Show every line in the records below that contains the word "chat".

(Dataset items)
-------------------------
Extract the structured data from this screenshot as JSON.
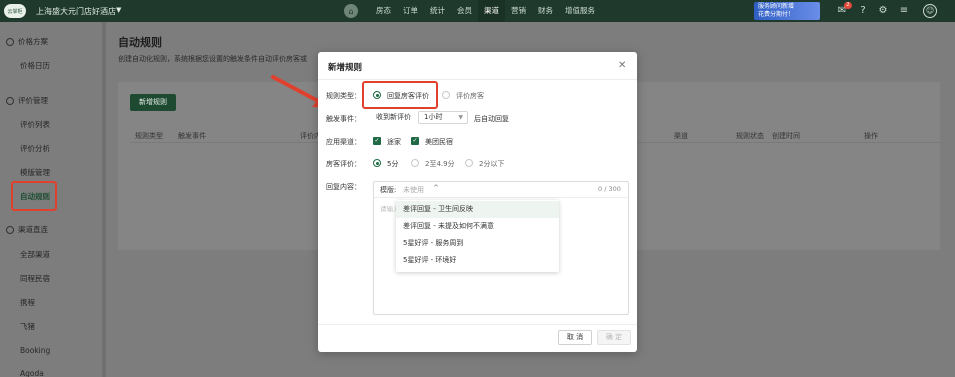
{
  "topbar": {
    "logo": "云掌柜",
    "hotel_name": "上海盛大元门店好酒店",
    "nav": [
      "房态",
      "订单",
      "统计",
      "会员",
      "渠道",
      "营销",
      "财务",
      "增值服务"
    ],
    "active_nav": "渠道",
    "promo_line1": "服务顾问新增",
    "promo_line2": "花费分期付！",
    "message_count": "2"
  },
  "sidebar": {
    "group_price": "价格方案",
    "price_items": [
      "价格日历"
    ],
    "group_review": "评价管理",
    "review_items": [
      "评价列表",
      "评价分析",
      "模版管理",
      "自动规则"
    ],
    "group_channel": "渠道直连",
    "channel_items": [
      "全部渠道",
      "同程民宿",
      "携程",
      "飞猪",
      "Booking",
      "Agoda"
    ]
  },
  "main": {
    "title": "自动规则",
    "description": "创建自动化规则，系统根据您设置的触发条件自动评价房客或",
    "add_button": "新增规则",
    "columns": [
      "规则类型",
      "触发事件",
      "评价内",
      "渠道",
      "规则状态",
      "创建时间",
      "操作"
    ]
  },
  "modal": {
    "title": "新增规则",
    "rule_type_label": "规则类型：",
    "rule_type_options": [
      "回复房客评价",
      "评价房客"
    ],
    "trigger_label": "触发事件：",
    "trigger_event": "收到新评价",
    "trigger_delay": "1小时",
    "trigger_suffix": "后自动回复",
    "channel_label": "应用渠道：",
    "channels": [
      "途家",
      "美团民宿"
    ],
    "rating_label": "房客评价：",
    "rating_options": [
      "5分",
      "2至4.9分",
      "2分以下"
    ],
    "content_label": "回复内容：",
    "template_label": "模版:",
    "template_value": "未使用",
    "char_count": "0 / 300",
    "placeholder": "请输入",
    "template_options": [
      "差评回复 - 卫生间反映",
      "差评回复 - 未提及如何不满意",
      "5星好评 - 服务周到",
      "5星好评 - 环境好"
    ],
    "cancel": "取 消",
    "confirm": "确 定"
  },
  "colors": {
    "brand_green": "#1f6a44",
    "highlight_red": "#e0402e",
    "topbar": "#1f3a2d"
  }
}
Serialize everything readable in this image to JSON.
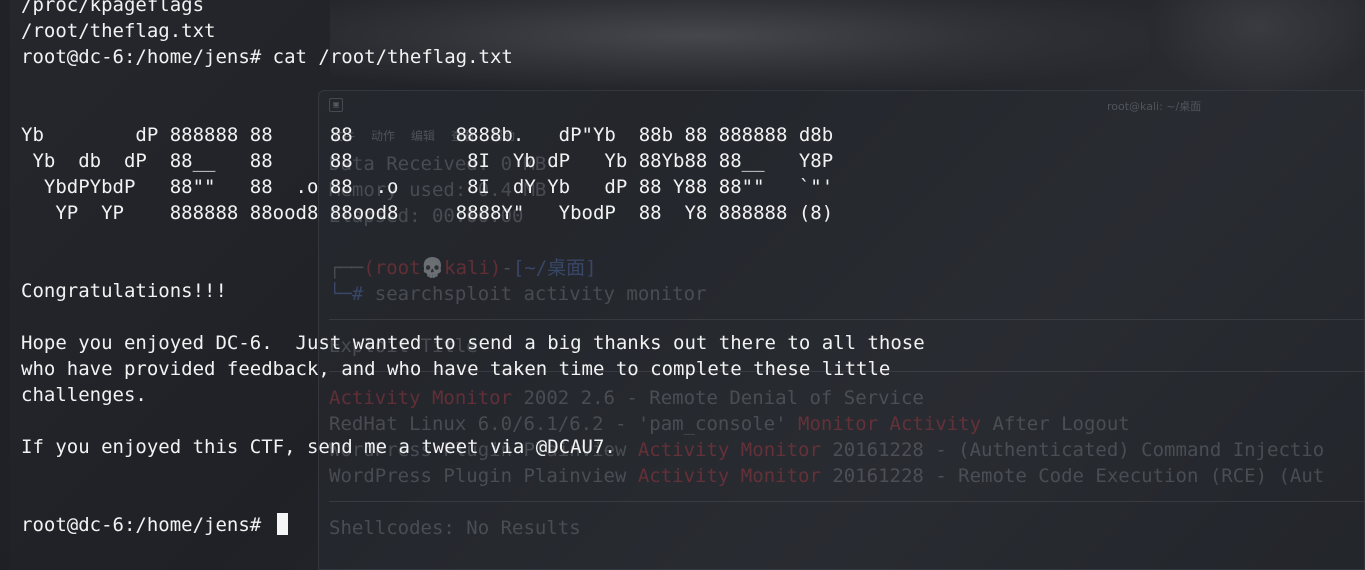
{
  "terminal": {
    "lines": [
      "/proc/kpageflags",
      "/root/theflag.txt",
      "root@dc-6:/home/jens# cat /root/theflag.txt",
      "",
      "",
      "Yb        dP 888888 88     88         8888b.   dP\"Yb  88b 88 888888 d8b",
      " Yb  db  dP  88__   88     88          8I  Yb dP   Yb 88Yb88 88__   Y8P",
      "  YbdPYbdP   88\"\"   88  .o 88  .o      8I  dY Yb   dP 88 Y88 88\"\"   `\"'",
      "   YP  YP    888888 88ood8 88ood8     8888Y\"   YbodP  88  Y8 888888 (8)",
      "",
      "",
      "Congratulations!!!",
      "",
      "Hope you enjoyed DC-6.  Just wanted to send a big thanks out there to all those",
      "who have provided feedback, and who have taken time to complete these little",
      "challenges.",
      "",
      "If you enjoyed this CTF, send me a tweet via @DCAU7.",
      "",
      "",
      "root@dc-6:/home/jens# "
    ]
  },
  "background_window": {
    "title": "root@kali: ~/桌面",
    "menu": [
      "文件",
      "动作",
      "编辑",
      "查看",
      "帮助"
    ],
    "stats": [
      "Data Received: 0 MB",
      "Memory used: 0.4 MB",
      "Elapsed: 00:00:00"
    ],
    "prompt_user": "(root💀kali)",
    "prompt_path": "[~/桌面]",
    "command": "searchsploit activity monitor",
    "header": "Exploit Title",
    "results": [
      {
        "pre": "",
        "hl": "Activity Monitor",
        "post": " 2002 2.6 - Remote Denial of Service"
      },
      {
        "pre": "RedHat Linux 6.0/6.1/6.2 - 'pam_console' ",
        "hl": "Monitor Activity",
        "post": " After Logout"
      },
      {
        "pre": "WordPress Plugin Plainview ",
        "hl": "Activity Monitor",
        "post": " 20161228 - (Authenticated) Command Injectio"
      },
      {
        "pre": "WordPress Plugin Plainview ",
        "hl": "Activity Monitor",
        "post": " 20161228 - Remote Code Execution (RCE) (Aut"
      }
    ],
    "shellcodes": "Shellcodes: No Results"
  }
}
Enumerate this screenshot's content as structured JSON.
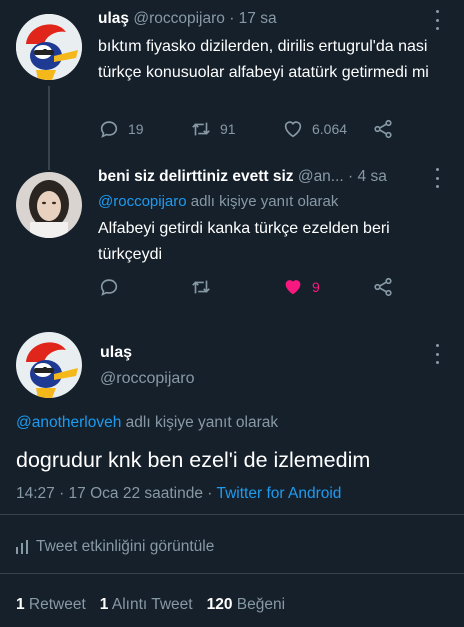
{
  "tweet1": {
    "name": "ulaş",
    "handle": "@roccopijaro",
    "separator": "·",
    "time": "17 sa",
    "text": "bıktım fiyasko dizilerden, dirilis ertugrul'da nasi türkçe konusuolar alfabeyi atatürk getirmedi mi",
    "replies": "19",
    "retweets": "91",
    "likes": "6.064"
  },
  "tweet2": {
    "name": "beni siz delirttiniz evett siz",
    "handle": "@an...",
    "separator": "·",
    "time": "4 sa",
    "reply_to_handle": "@roccopijaro",
    "reply_to_suffix": " adlı kişiye yanıt olarak",
    "text": "Alfabeyi getirdi kanka türkçe ezelden beri türkçeydi",
    "likes": "9",
    "like_color": "#f91880"
  },
  "main": {
    "name": "ulaş",
    "handle": "@roccopijaro",
    "reply_to_handle": "@anotherloveh",
    "reply_to_suffix": " adlı kişiye yanıt olarak",
    "text": "dogrudur knk ben ezel'i de izlemedim",
    "timestamp": "14:27 · 17 Oca 22 saatinde · ",
    "source": "Twitter for Android",
    "activity_label": "Tweet etkinliğini görüntüle",
    "retweet_count": "1",
    "retweet_label": " Retweet",
    "quote_count": "1",
    "quote_label": " Alıntı Tweet",
    "like_count": "120",
    "like_label": " Beğeni"
  },
  "colors": {
    "background": "#15202b",
    "muted": "#8899a6",
    "link": "#1d9bf0",
    "divider": "#38444d"
  }
}
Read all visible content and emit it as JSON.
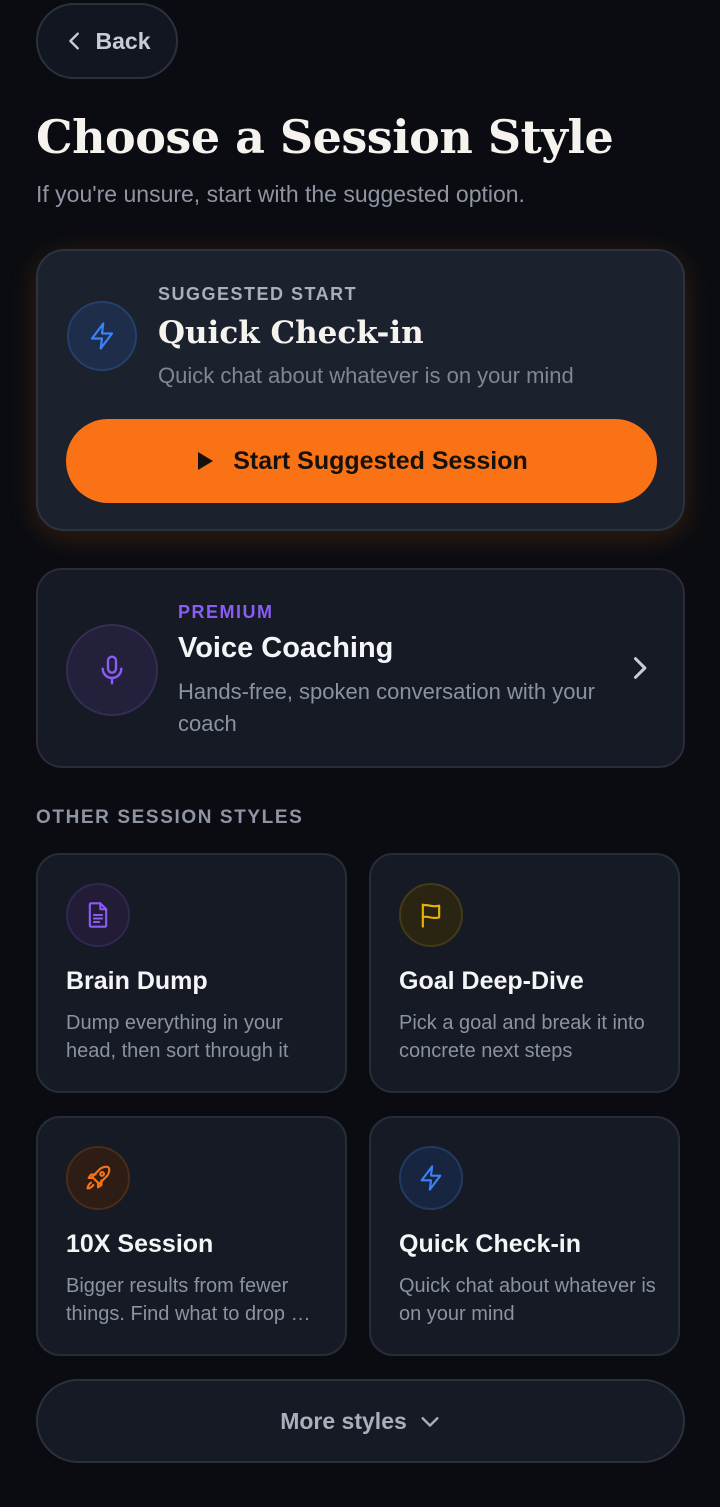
{
  "header": {
    "back_label": "Back",
    "title": "Choose a Session Style",
    "subtitle": "If you're unsure, start with the suggested option."
  },
  "suggested": {
    "eyebrow": "SUGGESTED START",
    "title": "Quick Check-in",
    "description": "Quick chat about whatever is on your mind",
    "button_label": "Start Suggested Session",
    "icon": "lightning-icon"
  },
  "premium": {
    "eyebrow": "PREMIUM",
    "title": "Voice Coaching",
    "description": "Hands-free, spoken conversation with your coach",
    "icon": "microphone-icon"
  },
  "other_styles": {
    "label": "OTHER SESSION STYLES",
    "cards": [
      {
        "title": "Brain Dump",
        "description": "Dump everything in your head, then sort through it",
        "icon": "document-icon"
      },
      {
        "title": "Goal Deep-Dive",
        "description": "Pick a goal and break it into concrete next steps",
        "icon": "flag-icon"
      },
      {
        "title": "10X Session",
        "description": "Bigger results from fewer things. Find what to drop …",
        "icon": "rocket-icon"
      },
      {
        "title": "Quick Check-in",
        "description": "Quick chat about whatever is on your mind",
        "icon": "lightning-icon"
      }
    ]
  },
  "more_styles_label": "More styles",
  "colors": {
    "accent": "#f97316",
    "premium": "#8b5cf6",
    "background": "#0a0c11",
    "card": "#151a24"
  }
}
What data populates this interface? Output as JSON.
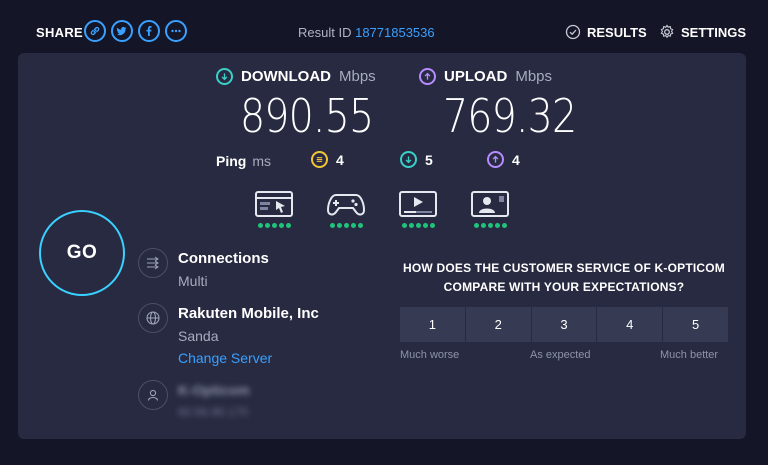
{
  "header": {
    "share_label": "SHARE",
    "share_icons": [
      "link-icon",
      "twitter-icon",
      "facebook-icon",
      "more-icon"
    ],
    "result_id_label": "Result ID",
    "result_id": "18771853536",
    "results_label": "RESULTS",
    "settings_label": "SETTINGS"
  },
  "download": {
    "label": "DOWNLOAD",
    "unit": "Mbps",
    "value": "890.55",
    "color": "#3ad0c8"
  },
  "upload": {
    "label": "UPLOAD",
    "unit": "Mbps",
    "value": "769.32",
    "color": "#b58cff"
  },
  "ping": {
    "label": "Ping",
    "unit": "ms",
    "idle": "4",
    "download": "5",
    "upload": "4",
    "idle_color": "#f3c43a"
  },
  "activities": [
    {
      "name": "browsing",
      "rating": 5
    },
    {
      "name": "gaming",
      "rating": 5
    },
    {
      "name": "streaming",
      "rating": 5
    },
    {
      "name": "video-chat",
      "rating": 5
    }
  ],
  "go_label": "GO",
  "connections": {
    "title": "Connections",
    "value": "Multi"
  },
  "server": {
    "provider": "Rakuten Mobile, Inc",
    "location": "Sanda",
    "change_label": "Change Server"
  },
  "user": {
    "isp": "K-Opticom",
    "ip": "60.56.90.170"
  },
  "survey": {
    "question": "HOW DOES THE CUSTOMER SERVICE OF K-OPTICOM COMPARE WITH YOUR EXPECTATIONS?",
    "options": [
      "1",
      "2",
      "3",
      "4",
      "5"
    ],
    "low_label": "Much worse",
    "mid_label": "As expected",
    "high_label": "Much better"
  }
}
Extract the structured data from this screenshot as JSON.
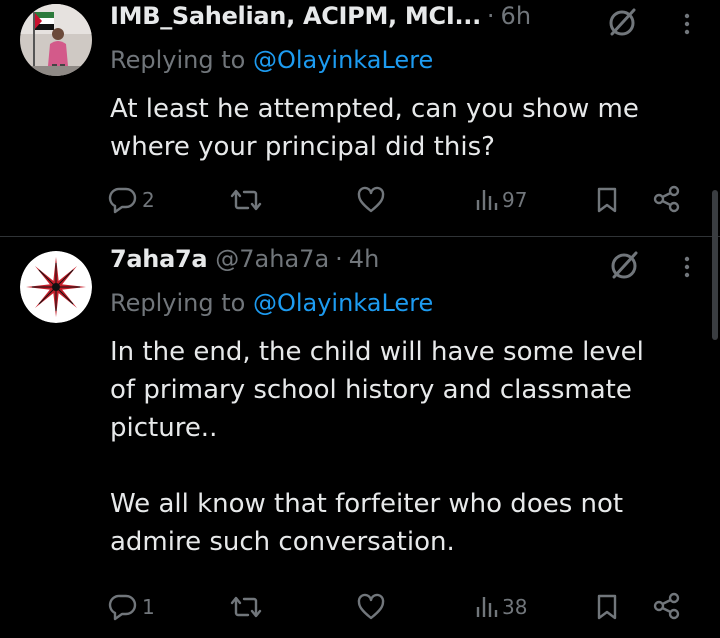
{
  "tweets": [
    {
      "name": "IMB_Sahelian, ACIPM, MCI...",
      "handle": "",
      "time": "6h",
      "replying_prefix": "Replying to",
      "replying_to": "@OlayinkaLere",
      "body": "At least he attempted, can you show me\nwhere your principal did this?",
      "reply_count": "2",
      "retweet_count": "",
      "like_count": "",
      "views": "97",
      "avatar_icon": "user-photo-avatar"
    },
    {
      "name": "7aha7a",
      "handle": "@7aha7a",
      "time": "4h",
      "replying_prefix": "Replying to",
      "replying_to": "@OlayinkaLere",
      "body": "In the end, the child will have some level\nof primary school history and classmate\npicture..\n\nWe all know that forfeiter who does not\nadmire such conversation.",
      "reply_count": "1",
      "retweet_count": "",
      "like_count": "",
      "views": "38",
      "avatar_icon": "compass-star-avatar"
    }
  ],
  "separator": "·",
  "colors": {
    "background": "#000000",
    "text": "#e7e9ea",
    "muted": "#71767b",
    "link": "#1d9bf0",
    "divider": "#2f3336"
  },
  "icons": [
    "grok-icon",
    "more-icon",
    "reply-icon",
    "retweet-icon",
    "like-icon",
    "views-icon",
    "bookmark-icon",
    "share-icon"
  ]
}
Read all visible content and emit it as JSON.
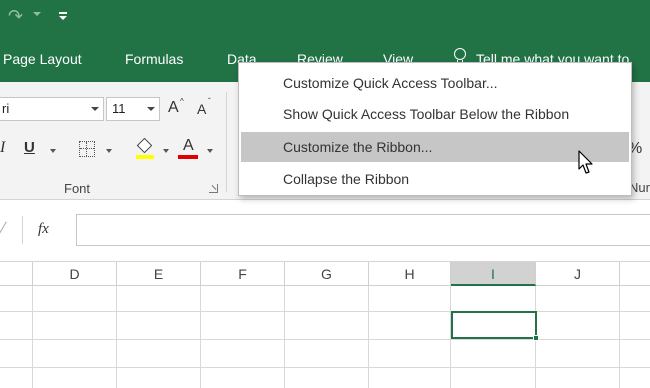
{
  "ribbon_tabs": [
    "Page Layout",
    "Formulas",
    "Data",
    "Review",
    "View"
  ],
  "tell_me": "Tell me what you want to",
  "font": {
    "name": "ri",
    "size": "11",
    "grow_label": "A",
    "shrink_label": "A",
    "italic": "I",
    "underline": "U",
    "font_color_label": "A",
    "group_label": "Font"
  },
  "number_partial": {
    "percent": "%",
    "label": "Nur"
  },
  "formula_bar": {
    "fx": "fx",
    "value": ""
  },
  "columns": [
    "D",
    "E",
    "F",
    "G",
    "H",
    "I",
    "J"
  ],
  "selected_column": "I",
  "context_menu": {
    "items": [
      {
        "label": "Customize Quick Access Toolbar..."
      },
      {
        "label": "Show Quick Access Toolbar Below the Ribbon"
      },
      {
        "label": "Customize the Ribbon..."
      },
      {
        "label": "Collapse the Ribbon"
      }
    ],
    "highlighted_index": 2
  },
  "colors": {
    "accent": "#217346",
    "highlight": "#c6c6c6",
    "fill_color": "#ffff00",
    "font_color": "#e00000"
  },
  "icons": [
    "redo-icon",
    "customize-qat-icon",
    "lightbulb-icon",
    "border-icon",
    "fill-color-icon",
    "font-color-icon",
    "dialog-launcher-icon",
    "mouse-cursor-icon"
  ]
}
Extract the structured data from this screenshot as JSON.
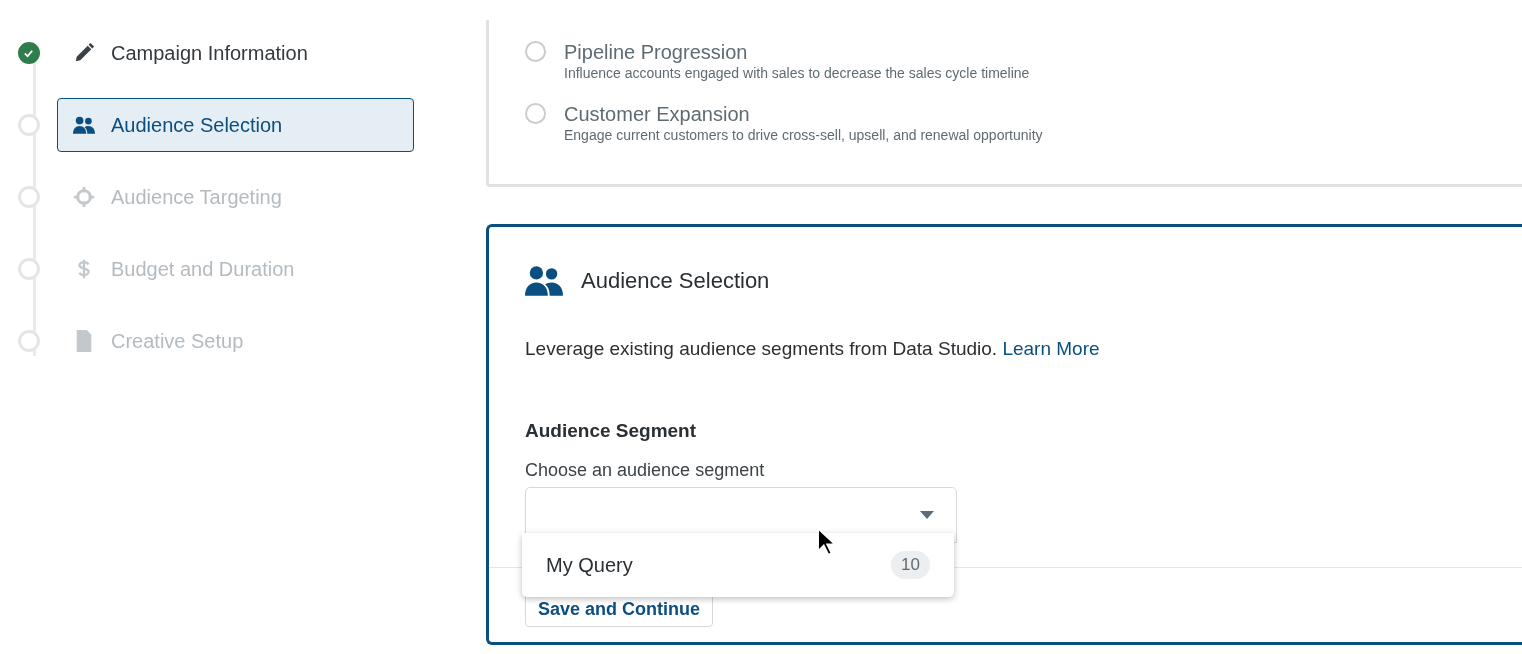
{
  "steps": [
    {
      "kind": "pencil",
      "label": "Campaign Information",
      "completed": true,
      "disabled": false,
      "selected": false
    },
    {
      "kind": "people",
      "label": "Audience Selection",
      "completed": false,
      "disabled": false,
      "selected": true
    },
    {
      "kind": "crosshair",
      "label": "Audience Targeting",
      "completed": false,
      "disabled": true,
      "selected": false
    },
    {
      "kind": "dollar",
      "label": "Budget and Duration",
      "completed": false,
      "disabled": true,
      "selected": false
    },
    {
      "kind": "image",
      "label": "Creative Setup",
      "completed": false,
      "disabled": true,
      "selected": false
    }
  ],
  "goals": [
    {
      "title": "Pipeline Progression",
      "description": "Influence accounts engaged with sales to decrease the sales cycle timeline",
      "selected": false
    },
    {
      "title": "Customer Expansion",
      "description": "Engage current customers to drive cross-sell, upsell, and renewal opportunity",
      "selected": false
    }
  ],
  "audience_card": {
    "title": "Audience Selection",
    "description": "Leverage existing audience segments from Data Studio.",
    "link": "Learn More",
    "section_title": "Audience Segment",
    "field_label": "Choose an audience segment",
    "dropdown_open": true,
    "options": [
      {
        "label": "My Query",
        "count": "10"
      }
    ],
    "save_button": "Save and Continue"
  }
}
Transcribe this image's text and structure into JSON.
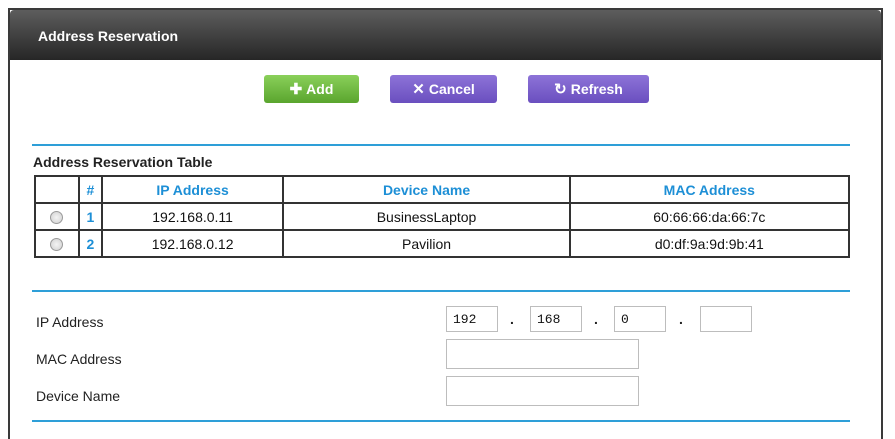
-------------------------
• [The output]:
    "description": "Quick chat about whatever is on your mind",
        "description": "Quick chat about whatever is on your mind",
      "name": "video-chat",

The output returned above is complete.